Exercise task = Pictures stay out of your copy, but everything else in the records below must be repeated exactly.

(Dataset entries)

#####

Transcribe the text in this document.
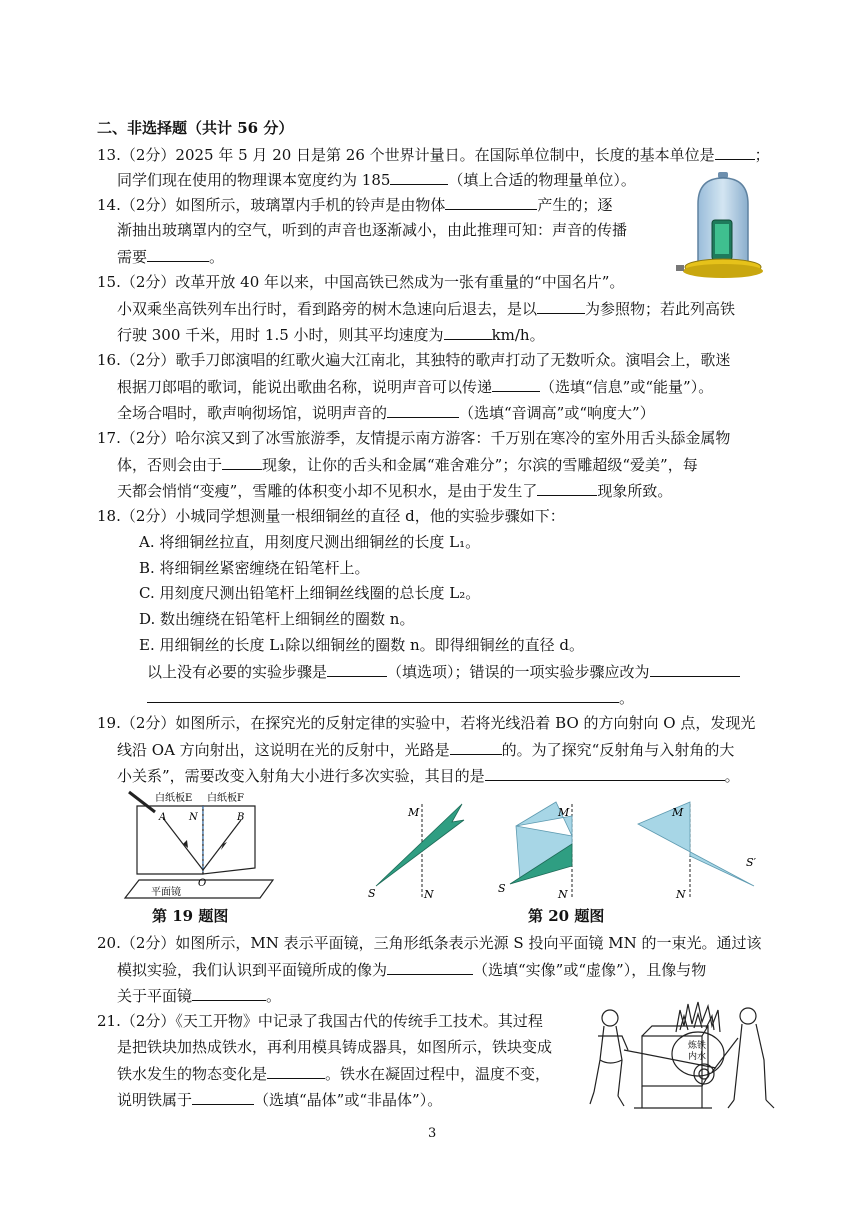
二、非选择题（共计 56 分）
13.（2分）2025 年 5 月 20 日是第 26 个世界计量日。在国际单位制中，长度的基本单位是	；
同学们现在使用的物理课本宽度约为 185	（填上合适的物理量单位）。
14.（2分）如图所示，玻璃罩内手机的铃声是由物体	产生的；逐
渐抽出玻璃罩内的空气，听到的声音也逐渐减小，由此推理可知：声音的传播
需要	。
15.（2分）改革开放 40 年以来，中国高铁已然成为一张有重量的“中国名片”。
小双乘坐高铁列车出行时，看到路旁的树木急速向后退去，是以	为参照物；若此列高铁
行驶 300 千米，用时 1.5 小时，则其平均速度为	km/h。
16.（2分）歌手刀郎演唱的红歌火遍大江南北，其独特的歌声打动了无数听众。演唱会上，歌迷
根据刀郎唱的歌词，能说出歌曲名称，说明声音可以传递	（选填“信息”或“能量”）。
全场合唱时，歌声响彻场馆，说明声音的	（选填“音调高”或“响度大”）
17.（2分）哈尔滨又到了冰雪旅游季，友情提示南方游客：千万别在寒冷的室外用舌头舔金属物
体，否则会由于	现象，让你的舌头和金属“难舍难分”；尔滨的雪雕超级“爱美”，每
天都会悄悄“变瘦”，雪雕的体积变小却不见积水，是由于发生了	现象所致。
18.（2分）小城同学想测量一根细铜丝的直径 d，他的实验步骤如下：
A. 将细铜丝拉直，用刻度尺测出细铜丝的长度 L₁。
B. 将细铜丝紧密缠绕在铅笔杆上。
C. 用刻度尺测出铅笔杆上细铜丝线圈的总长度 L₂。
D. 数出缠绕在铅笔杆上细铜丝的圈数 n。
E. 用细铜丝的长度 L₁除以细铜丝的圈数 n。即得细铜丝的直径 d。
以上没有必要的实验步骤是	（填选项）；错误的一项实验步骤应改为
。
19.（2分）如图所示，在探究光的反射定律的实验中，若将光线沿着 BO 的方向射向 O 点，发现光
线沿 OA 方向射出，这说明在光的反射中，光路是	的。为了探究“反射角与入射角的大
小关系”，需要改变入射角大小进行多次实验，其目的是	。
白纸板E 白纸板F
A N	B
O
平面镜
第 19 题图
M
N
S
M
N
S
M
N
S′
第 20 题图
20.（2分）如图所示，MN 表示平面镜，三角形纸条表示光源 S 投向平面镜 MN 的一束光。通过该
模拟实验，我们认识到平面镜所成的像为	（选填“实像”或“虚像”），且像与物
关于平面镜	。
21.（2分）《天工开物》中记录了我国古代的传统手工技术。其过程
是把铁块加热成铁水，再利用模具铸成器具，如图所示，铁块变成
铁水发生的物态变化是	。铁水在凝固过程中，温度不变，
说明铁属于	（选填“晶体”或“非晶体”）。
炼铁
内水
3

#####

Answer to this problem =
Transcribe the text in this document.
二、非选择题（共计 56 分）
13.（2分）2025 年 5 月 20 日是第 26 个世界计量日。在国际单位制中，长度的基本单位是	；
同学们现在使用的物理课本宽度约为 185	（填上合适的物理量单位）。
14.（2分）如图所示，玻璃罩内手机的铃声是由物体	产生的；逐
渐抽出玻璃罩内的空气，听到的声音也逐渐减小，由此推理可知：声音的传播
需要	。
15.（2分）改革开放 40 年以来，中国高铁已然成为一张有重量的“中国名片”。
小双乘坐高铁列车出行时，看到路旁的树木急速向后退去，是以	为参照物；若此列高铁
行驶 300 千米，用时 1.5 小时，则其平均速度为	km/h。
16.（2分）歌手刀郎演唱的红歌火遍大江南北，其独特的歌声打动了无数听众。演唱会上，歌迷
根据刀郎唱的歌词，能说出歌曲名称，说明声音可以传递	（选填“信息”或“能量”）。
全场合唱时，歌声响彻场馆，说明声音的	（选填“音调高”或“响度大”）
17.（2分）哈尔滨又到了冰雪旅游季，友情提示南方游客：千万别在寒冷的室外用舌头舔金属物
体，否则会由于	现象，让你的舌头和金属“难舍难分”；尔滨的雪雕超级“爱美”，每
天都会悄悄“变瘦”，雪雕的体积变小却不见积水，是由于发生了	现象所致。
18.（2分）小城同学想测量一根细铜丝的直径 d，他的实验步骤如下：
A. 将细铜丝拉直，用刻度尺测出细铜丝的长度 L₁。
B. 将细铜丝紧密缠绕在铅笔杆上。
C. 用刻度尺测出铅笔杆上细铜丝线圈的总长度 L₂。
D. 数出缠绕在铅笔杆上细铜丝的圈数 n。
E. 用细铜丝的长度 L₁除以细铜丝的圈数 n。即得细铜丝的直径 d。
以上没有必要的实验步骤是	（填选项）；错误的一项实验步骤应改为
。
19.（2分）如图所示，在探究光的反射定律的实验中，若将光线沿着 BO 的方向射向 O 点，发现光
线沿 OA 方向射出，这说明在光的反射中，光路是	的。为了探究“反射角与入射角的大
小关系”，需要改变入射角大小进行多次实验，其目的是	。
白纸板E 白纸板F
A N	B
O
平面镜
第 19 题图
M
N
S
M
N
S
M
N
S′
第 20 题图
20.（2分）如图所示，MN 表示平面镜，三角形纸条表示光源 S 投向平面镜 MN 的一束光。通过该
模拟实验，我们认识到平面镜所成的像为	（选填“实像”或“虚像”），且像与物
关于平面镜	。
21.（2分）《天工开物》中记录了我国古代的传统手工技术。其过程
是把铁块加热成铁水，再利用模具铸成器具，如图所示，铁块变成
铁水发生的物态变化是	。铁水在凝固过程中，温度不变，
说明铁属于	（选填“晶体”或“非晶体”）。
炼铁
内水
3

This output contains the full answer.